■ Data extracted from a collection
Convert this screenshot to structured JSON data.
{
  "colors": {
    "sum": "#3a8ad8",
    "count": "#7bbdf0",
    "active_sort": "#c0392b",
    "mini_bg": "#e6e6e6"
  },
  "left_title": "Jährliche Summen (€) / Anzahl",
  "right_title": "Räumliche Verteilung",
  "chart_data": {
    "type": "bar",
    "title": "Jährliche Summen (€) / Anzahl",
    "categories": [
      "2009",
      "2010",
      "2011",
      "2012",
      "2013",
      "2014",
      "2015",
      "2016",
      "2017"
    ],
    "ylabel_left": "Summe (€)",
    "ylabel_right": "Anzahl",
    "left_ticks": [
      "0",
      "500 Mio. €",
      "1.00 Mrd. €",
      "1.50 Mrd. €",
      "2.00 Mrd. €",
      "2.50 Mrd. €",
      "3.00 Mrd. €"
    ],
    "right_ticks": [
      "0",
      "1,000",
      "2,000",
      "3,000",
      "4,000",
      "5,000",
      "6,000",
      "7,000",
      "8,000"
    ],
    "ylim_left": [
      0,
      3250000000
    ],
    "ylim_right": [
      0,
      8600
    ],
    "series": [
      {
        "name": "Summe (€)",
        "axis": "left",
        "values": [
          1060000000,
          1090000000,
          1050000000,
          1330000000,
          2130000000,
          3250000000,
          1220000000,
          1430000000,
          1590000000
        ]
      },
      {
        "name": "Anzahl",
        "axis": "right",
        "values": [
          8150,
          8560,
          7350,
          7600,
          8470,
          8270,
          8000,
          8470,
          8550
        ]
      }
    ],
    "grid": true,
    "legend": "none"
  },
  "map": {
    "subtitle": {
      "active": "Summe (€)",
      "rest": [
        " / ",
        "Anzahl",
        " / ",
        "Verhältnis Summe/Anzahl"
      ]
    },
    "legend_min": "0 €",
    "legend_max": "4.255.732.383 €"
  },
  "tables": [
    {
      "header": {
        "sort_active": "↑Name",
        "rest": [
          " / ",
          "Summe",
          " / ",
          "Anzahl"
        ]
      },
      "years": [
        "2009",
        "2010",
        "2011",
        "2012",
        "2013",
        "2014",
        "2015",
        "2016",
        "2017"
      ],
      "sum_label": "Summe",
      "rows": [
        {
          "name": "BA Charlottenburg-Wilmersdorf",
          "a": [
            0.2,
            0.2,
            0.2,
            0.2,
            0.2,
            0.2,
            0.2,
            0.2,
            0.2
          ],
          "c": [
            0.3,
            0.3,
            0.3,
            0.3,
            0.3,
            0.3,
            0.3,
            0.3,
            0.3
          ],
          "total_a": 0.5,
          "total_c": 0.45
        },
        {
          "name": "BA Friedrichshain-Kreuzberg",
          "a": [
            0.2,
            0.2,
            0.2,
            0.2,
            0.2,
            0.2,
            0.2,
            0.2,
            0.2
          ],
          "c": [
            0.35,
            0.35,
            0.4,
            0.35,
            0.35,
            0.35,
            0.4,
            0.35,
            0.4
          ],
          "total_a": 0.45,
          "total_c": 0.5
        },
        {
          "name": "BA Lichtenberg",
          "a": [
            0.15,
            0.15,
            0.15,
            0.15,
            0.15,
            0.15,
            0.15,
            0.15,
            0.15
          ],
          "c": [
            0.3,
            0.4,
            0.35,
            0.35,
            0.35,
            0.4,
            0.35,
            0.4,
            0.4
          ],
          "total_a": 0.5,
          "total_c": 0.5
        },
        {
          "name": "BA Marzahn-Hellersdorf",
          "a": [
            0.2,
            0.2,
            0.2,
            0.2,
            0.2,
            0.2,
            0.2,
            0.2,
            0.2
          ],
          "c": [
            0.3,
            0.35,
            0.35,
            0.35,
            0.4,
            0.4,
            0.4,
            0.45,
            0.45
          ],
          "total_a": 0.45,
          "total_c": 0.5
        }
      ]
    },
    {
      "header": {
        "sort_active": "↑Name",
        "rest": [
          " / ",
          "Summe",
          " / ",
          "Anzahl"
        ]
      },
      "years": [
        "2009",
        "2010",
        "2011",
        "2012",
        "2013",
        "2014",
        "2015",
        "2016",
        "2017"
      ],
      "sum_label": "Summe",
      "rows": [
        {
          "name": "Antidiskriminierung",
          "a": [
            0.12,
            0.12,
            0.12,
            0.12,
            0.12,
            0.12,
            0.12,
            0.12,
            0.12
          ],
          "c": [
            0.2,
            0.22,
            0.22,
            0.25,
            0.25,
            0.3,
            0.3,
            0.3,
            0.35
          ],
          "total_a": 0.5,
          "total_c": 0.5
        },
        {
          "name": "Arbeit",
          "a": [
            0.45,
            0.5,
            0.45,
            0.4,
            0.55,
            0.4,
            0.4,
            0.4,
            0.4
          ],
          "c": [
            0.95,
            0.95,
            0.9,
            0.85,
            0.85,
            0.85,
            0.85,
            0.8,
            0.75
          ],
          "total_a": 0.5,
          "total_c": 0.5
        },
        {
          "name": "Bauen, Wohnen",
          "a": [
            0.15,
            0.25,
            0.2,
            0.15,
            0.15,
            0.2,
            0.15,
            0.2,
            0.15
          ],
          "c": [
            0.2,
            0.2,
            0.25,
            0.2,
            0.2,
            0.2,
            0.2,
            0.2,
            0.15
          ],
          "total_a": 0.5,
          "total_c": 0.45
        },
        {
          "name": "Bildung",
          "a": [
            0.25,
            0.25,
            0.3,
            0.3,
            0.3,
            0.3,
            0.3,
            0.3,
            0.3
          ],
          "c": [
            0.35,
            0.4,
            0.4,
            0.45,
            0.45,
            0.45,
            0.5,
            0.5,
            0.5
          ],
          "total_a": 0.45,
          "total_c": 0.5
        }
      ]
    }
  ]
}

■ What is expected
Each entry must be reproduced verbatim.

■ Result of the task
Convert this screenshot to structured JSON data.
{
  "colors": {
    "sum": "#3a8ad8",
    "count": "#7bbdf0",
    "active_sort": "#c0392b",
    "mini_bg": "#e6e6e6"
  },
  "left_title": "Jährliche Summen (€) / Anzahl",
  "right_title": "Räumliche Verteilung",
  "chart_data": {
    "type": "bar",
    "title": "Jährliche Summen (€) / Anzahl",
    "categories": [
      "2009",
      "2010",
      "2011",
      "2012",
      "2013",
      "2014",
      "2015",
      "2016",
      "2017"
    ],
    "ylabel_left": "Summe (€)",
    "ylabel_right": "Anzahl",
    "left_ticks": [
      "0",
      "500 Mio. €",
      "1.00 Mrd. €",
      "1.50 Mrd. €",
      "2.00 Mrd. €",
      "2.50 Mrd. €",
      "3.00 Mrd. €"
    ],
    "right_ticks": [
      "0",
      "1,000",
      "2,000",
      "3,000",
      "4,000",
      "5,000",
      "6,000",
      "7,000",
      "8,000"
    ],
    "ylim_left": [
      0,
      3250000000
    ],
    "ylim_right": [
      0,
      8600
    ],
    "series": [
      {
        "name": "Summe (€)",
        "axis": "left",
        "values": [
          1060000000,
          1090000000,
          1050000000,
          1330000000,
          2130000000,
          3250000000,
          1220000000,
          1430000000,
          1590000000
        ]
      },
      {
        "name": "Anzahl",
        "axis": "right",
        "values": [
          8150,
          8560,
          7350,
          7600,
          8470,
          8270,
          8000,
          8470,
          8550
        ]
      }
    ],
    "grid": true,
    "legend": "none"
  },
  "map": {
    "subtitle": {
      "active": "Summe (€)",
      "rest": [
        " / ",
        "Anzahl",
        " / ",
        "Verhältnis Summe/Anzahl"
      ]
    },
    "legend_min": "0 €",
    "legend_max": "4.255.732.383 €"
  },
  "tables": [
    {
      "header": {
        "sort_active": "↑Name",
        "rest": [
          " / ",
          "Summe",
          " / ",
          "Anzahl"
        ]
      },
      "years": [
        "2009",
        "2010",
        "2011",
        "2012",
        "2013",
        "2014",
        "2015",
        "2016",
        "2017"
      ],
      "sum_label": "Summe",
      "rows": [
        {
          "name": "BA Charlottenburg-Wilmersdorf",
          "a": [
            0.2,
            0.2,
            0.2,
            0.2,
            0.2,
            0.2,
            0.2,
            0.2,
            0.2
          ],
          "c": [
            0.3,
            0.3,
            0.3,
            0.3,
            0.3,
            0.3,
            0.3,
            0.3,
            0.3
          ],
          "total_a": 0.5,
          "total_c": 0.45
        },
        {
          "name": "BA Friedrichshain-Kreuzberg",
          "a": [
            0.2,
            0.2,
            0.2,
            0.2,
            0.2,
            0.2,
            0.2,
            0.2,
            0.2
          ],
          "c": [
            0.35,
            0.35,
            0.4,
            0.35,
            0.35,
            0.35,
            0.4,
            0.35,
            0.4
          ],
          "total_a": 0.45,
          "total_c": 0.5
        },
        {
          "name": "BA Lichtenberg",
          "a": [
            0.15,
            0.15,
            0.15,
            0.15,
            0.15,
            0.15,
            0.15,
            0.15,
            0.15
          ],
          "c": [
            0.3,
            0.4,
            0.35,
            0.35,
            0.35,
            0.4,
            0.35,
            0.4,
            0.4
          ],
          "total_a": 0.5,
          "total_c": 0.5
        },
        {
          "name": "BA Marzahn-Hellersdorf",
          "a": [
            0.2,
            0.2,
            0.2,
            0.2,
            0.2,
            0.2,
            0.2,
            0.2,
            0.2
          ],
          "c": [
            0.3,
            0.35,
            0.35,
            0.35,
            0.4,
            0.4,
            0.4,
            0.45,
            0.45
          ],
          "total_a": 0.45,
          "total_c": 0.5
        }
      ]
    },
    {
      "header": {
        "sort_active": "↑Name",
        "rest": [
          " / ",
          "Summe",
          " / ",
          "Anzahl"
        ]
      },
      "years": [
        "2009",
        "2010",
        "2011",
        "2012",
        "2013",
        "2014",
        "2015",
        "2016",
        "2017"
      ],
      "sum_label": "Summe",
      "rows": [
        {
          "name": "Antidiskriminierung",
          "a": [
            0.12,
            0.12,
            0.12,
            0.12,
            0.12,
            0.12,
            0.12,
            0.12,
            0.12
          ],
          "c": [
            0.2,
            0.22,
            0.22,
            0.25,
            0.25,
            0.3,
            0.3,
            0.3,
            0.35
          ],
          "total_a": 0.5,
          "total_c": 0.5
        },
        {
          "name": "Arbeit",
          "a": [
            0.45,
            0.5,
            0.45,
            0.4,
            0.55,
            0.4,
            0.4,
            0.4,
            0.4
          ],
          "c": [
            0.95,
            0.95,
            0.9,
            0.85,
            0.85,
            0.85,
            0.85,
            0.8,
            0.75
          ],
          "total_a": 0.5,
          "total_c": 0.5
        },
        {
          "name": "Bauen, Wohnen",
          "a": [
            0.15,
            0.25,
            0.2,
            0.15,
            0.15,
            0.2,
            0.15,
            0.2,
            0.15
          ],
          "c": [
            0.2,
            0.2,
            0.25,
            0.2,
            0.2,
            0.2,
            0.2,
            0.2,
            0.15
          ],
          "total_a": 0.5,
          "total_c": 0.45
        },
        {
          "name": "Bildung",
          "a": [
            0.25,
            0.25,
            0.3,
            0.3,
            0.3,
            0.3,
            0.3,
            0.3,
            0.3
          ],
          "c": [
            0.35,
            0.4,
            0.4,
            0.45,
            0.45,
            0.45,
            0.5,
            0.5,
            0.5
          ],
          "total_a": 0.45,
          "total_c": 0.5
        }
      ]
    }
  ]
}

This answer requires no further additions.